---------- 分析対象の文章

韓国の統計開発院が毎年発表している「国民生活の質2021」によると、25~64歳の成人のうち、短大・大学を卒業した人は2005年の23.8%から2020年には50.7%と、15年間で2倍以上に増加した。
高等教育の修了率はOECD平均(39.0%)より11.7ポイント高い。2005年と比較すると、OECD諸国の平均高等教育修了率は15年間で12.7ポイント上がっているが、韓国は19.1ポイントと大幅に上昇している。
高等教育を受けた人口の割合が高いということは、社会の教育水準が高く、教育機会に恵まれた人たちが多いことを意味する。また、一流大学の卒業生は、将来エリート企業に就職し、安定した生活を送ることが期待される。
しかし、韓国の若者の雇用実態を見るとそうではない。2021年15~29歳の経済活動人口の失業率は7.8%、雇用率は前年度比2.0ポイント上昇したが、44.2%にとどまり、2014年から2020年の若者の失業率はほぼ9.0%を超えると見られる。

--------------------
---------- 提供データ

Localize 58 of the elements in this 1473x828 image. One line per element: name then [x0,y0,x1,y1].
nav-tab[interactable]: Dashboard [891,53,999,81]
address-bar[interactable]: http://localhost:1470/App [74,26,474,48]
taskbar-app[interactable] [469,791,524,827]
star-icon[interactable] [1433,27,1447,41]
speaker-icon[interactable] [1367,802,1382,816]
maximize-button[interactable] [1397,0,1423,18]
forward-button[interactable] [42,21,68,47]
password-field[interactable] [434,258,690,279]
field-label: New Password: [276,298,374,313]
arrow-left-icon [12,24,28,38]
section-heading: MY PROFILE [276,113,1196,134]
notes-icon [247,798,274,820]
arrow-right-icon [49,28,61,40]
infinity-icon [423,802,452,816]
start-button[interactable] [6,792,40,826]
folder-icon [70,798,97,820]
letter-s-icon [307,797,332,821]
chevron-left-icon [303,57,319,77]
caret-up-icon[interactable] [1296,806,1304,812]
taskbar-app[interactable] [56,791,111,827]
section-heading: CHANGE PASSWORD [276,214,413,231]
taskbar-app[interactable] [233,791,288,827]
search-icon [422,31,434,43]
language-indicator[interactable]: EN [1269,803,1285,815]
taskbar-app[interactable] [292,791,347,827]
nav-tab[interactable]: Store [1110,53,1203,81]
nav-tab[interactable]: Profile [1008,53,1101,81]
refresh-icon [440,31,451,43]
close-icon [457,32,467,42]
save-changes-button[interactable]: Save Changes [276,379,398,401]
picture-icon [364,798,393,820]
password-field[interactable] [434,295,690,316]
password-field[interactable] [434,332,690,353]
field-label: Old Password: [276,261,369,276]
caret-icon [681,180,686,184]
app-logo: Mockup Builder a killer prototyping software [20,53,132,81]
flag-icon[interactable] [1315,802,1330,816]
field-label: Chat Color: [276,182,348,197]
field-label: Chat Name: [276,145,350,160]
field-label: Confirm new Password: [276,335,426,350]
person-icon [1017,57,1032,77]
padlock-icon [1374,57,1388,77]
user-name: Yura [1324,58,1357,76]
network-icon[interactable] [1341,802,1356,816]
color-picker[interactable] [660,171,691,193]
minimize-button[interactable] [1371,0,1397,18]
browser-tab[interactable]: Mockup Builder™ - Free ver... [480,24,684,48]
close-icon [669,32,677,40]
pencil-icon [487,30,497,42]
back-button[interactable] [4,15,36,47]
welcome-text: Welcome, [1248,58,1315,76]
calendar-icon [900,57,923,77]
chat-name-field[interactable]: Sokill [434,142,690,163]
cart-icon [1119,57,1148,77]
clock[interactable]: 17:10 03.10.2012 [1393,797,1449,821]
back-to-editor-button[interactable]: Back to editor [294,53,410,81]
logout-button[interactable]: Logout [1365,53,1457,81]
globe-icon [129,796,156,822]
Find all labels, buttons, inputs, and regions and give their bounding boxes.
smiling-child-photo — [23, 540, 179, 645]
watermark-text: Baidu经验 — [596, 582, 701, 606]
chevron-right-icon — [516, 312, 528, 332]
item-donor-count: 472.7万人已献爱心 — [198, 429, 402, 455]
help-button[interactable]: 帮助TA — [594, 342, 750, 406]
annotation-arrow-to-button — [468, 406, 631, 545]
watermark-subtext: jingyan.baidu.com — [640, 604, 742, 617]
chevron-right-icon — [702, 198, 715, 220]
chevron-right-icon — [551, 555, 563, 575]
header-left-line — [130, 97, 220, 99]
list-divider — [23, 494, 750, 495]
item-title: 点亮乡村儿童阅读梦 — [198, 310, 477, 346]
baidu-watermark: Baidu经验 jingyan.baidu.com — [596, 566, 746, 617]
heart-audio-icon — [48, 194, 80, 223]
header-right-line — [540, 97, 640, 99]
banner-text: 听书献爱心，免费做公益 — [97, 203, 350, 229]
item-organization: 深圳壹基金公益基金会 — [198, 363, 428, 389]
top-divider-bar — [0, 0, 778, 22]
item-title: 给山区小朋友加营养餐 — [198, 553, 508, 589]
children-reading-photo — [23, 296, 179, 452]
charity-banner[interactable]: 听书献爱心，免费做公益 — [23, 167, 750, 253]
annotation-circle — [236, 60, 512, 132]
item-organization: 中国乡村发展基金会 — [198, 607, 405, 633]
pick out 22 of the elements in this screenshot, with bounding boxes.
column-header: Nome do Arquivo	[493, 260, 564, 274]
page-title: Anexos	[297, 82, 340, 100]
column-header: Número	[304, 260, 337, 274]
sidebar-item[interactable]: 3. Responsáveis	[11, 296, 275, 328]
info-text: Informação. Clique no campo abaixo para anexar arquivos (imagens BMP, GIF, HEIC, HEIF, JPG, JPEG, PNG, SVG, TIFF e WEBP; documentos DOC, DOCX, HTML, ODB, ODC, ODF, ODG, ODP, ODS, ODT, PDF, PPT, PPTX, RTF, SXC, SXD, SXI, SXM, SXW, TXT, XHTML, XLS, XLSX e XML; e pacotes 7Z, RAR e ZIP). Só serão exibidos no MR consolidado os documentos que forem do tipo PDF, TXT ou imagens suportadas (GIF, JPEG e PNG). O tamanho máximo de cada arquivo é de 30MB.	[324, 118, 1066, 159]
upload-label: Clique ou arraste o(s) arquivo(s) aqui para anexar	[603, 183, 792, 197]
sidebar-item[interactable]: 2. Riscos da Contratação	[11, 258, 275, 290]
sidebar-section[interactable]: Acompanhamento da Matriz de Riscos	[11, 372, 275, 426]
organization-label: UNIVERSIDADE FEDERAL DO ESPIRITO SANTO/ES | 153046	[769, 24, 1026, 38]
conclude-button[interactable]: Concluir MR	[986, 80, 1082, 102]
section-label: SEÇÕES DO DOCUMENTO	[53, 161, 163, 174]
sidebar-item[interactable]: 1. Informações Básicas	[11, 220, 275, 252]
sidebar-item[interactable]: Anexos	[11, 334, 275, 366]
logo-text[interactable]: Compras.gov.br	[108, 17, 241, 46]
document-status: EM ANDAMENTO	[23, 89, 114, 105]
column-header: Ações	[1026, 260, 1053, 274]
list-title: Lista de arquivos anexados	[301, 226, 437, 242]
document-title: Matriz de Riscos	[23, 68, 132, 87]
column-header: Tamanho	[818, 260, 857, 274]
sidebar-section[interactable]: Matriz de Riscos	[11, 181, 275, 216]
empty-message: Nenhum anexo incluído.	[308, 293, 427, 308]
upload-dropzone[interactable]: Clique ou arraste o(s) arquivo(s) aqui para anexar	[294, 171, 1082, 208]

--------------------

- 課題
A. 韓国の高等教育と若者の雇用に関する文章では、OECD諸国の平均高等教育修了率は何%とされていますか。
B. 韓国の高等教育と若者の雇用に関する文章を、最後の文に続けて書き進めてください。

- 回答一覧
A. 39.0%です。

B.
高等教育を受けたからといって、必ずしも卒業後に希望する職場に就職できるとは限らない。だが間違いなく、予備社会人として大学でしっかり勉強して、卒業後にきちんとした仕事に就くべきという考え方が韓国には定着している。韓国で高等教育を受ける人の割合が高いのは、「自分の力で自分の未来を切り開きたい」と考えているからだ。しかし残念ながら、社会がそれに見合った優雅な雇用環境や新しい雇用構造を提供することができていない。
韓国人の間で根強い「学歴主義」だが…
韓国人にとっての大学とは、ドラマによくあるような、名門大学を卒業し、一流企業に就職し、韓国一の高級住宅地である江南に住み、高級車を所有する美しい主人公になるためのものだろうか。
韓国人のほぼ半数は、学校教育が人生・仕事・職業に良い影響を与えると信じている。学校教育の効果に関する「国民生活の質2021」調査では、「生活・仕事・職業に活かす効果がある」と回答したのは40.2%で、2018年の35.6%から4.6ポイント増加した。年齢層による違いもあり、学生世代の13~19歳が47.9%と最も高く、60歳以上では47.2%である。
教育は国家の百年の計と言われる。教育は知識を得るための過程であると同時に、新しい知識を創造するための原動力でもある。社会的な側面では、生活の質の格差を埋め、個人の潜在能力を発揮させるために不可欠な社会的な手段とみなされている。
教育に関する考え方は、昔からあまり変わっていない。名門大学を卒業すれば、一流企業に就職でき、社会から認められる優秀な人材になり、それがお金をもたらす、ということである。教育は富と繁栄の扉を開く手段の一つかもしれないが、現実の大学入試は人生全体に影響を及ぼすほど厳しい。